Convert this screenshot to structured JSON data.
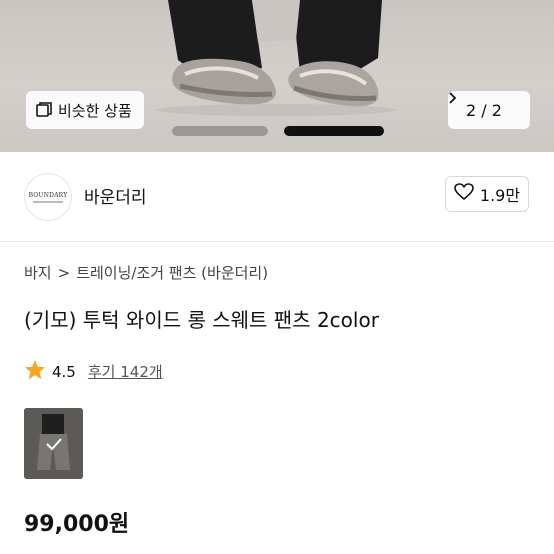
{
  "hero": {
    "similar_label": "비슷한 상품",
    "page_current": "2",
    "page_separator": "/",
    "page_total": "2"
  },
  "brand": {
    "name": "바운더리",
    "logo_text": "BOUNDARY",
    "likes": "1.9만"
  },
  "breadcrumb": [
    "바지",
    "트레이닝/조거 팬츠 (바운더리)"
  ],
  "product": {
    "title": "(기모) 투턱 와이드 롱 스웨트 팬츠 2color",
    "rating": "4.5",
    "reviews": "후기 142개",
    "price": "99,000원"
  },
  "colors": {
    "star": "#f5a623",
    "text": "#111111",
    "indicator_active": "#111111",
    "indicator_inactive": "#9b9895"
  }
}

--------------------------------------------------

**Requirements**
Your copy should hold every record word for word and none of the pictures.

**Output**
Convert this screenshot to structured JSON data.
{
  "hero": {
    "similar_label": "비슷한 상품",
    "page_current": "2",
    "page_separator": "/",
    "page_total": "2"
  },
  "brand": {
    "name": "바운더리",
    "logo_text": "BOUNDARY",
    "likes": "1.9만"
  },
  "breadcrumb": [
    "바지",
    "트레이닝/조거 팬츠 (바운더리)"
  ],
  "product": {
    "title": "(기모) 투턱 와이드 롱 스웨트 팬츠 2color",
    "rating": "4.5",
    "reviews": "후기 142개",
    "price": "99,000원"
  },
  "colors": {
    "star": "#f5a623",
    "text": "#111111",
    "indicator_active": "#111111",
    "indicator_inactive": "#9b9895"
  }
}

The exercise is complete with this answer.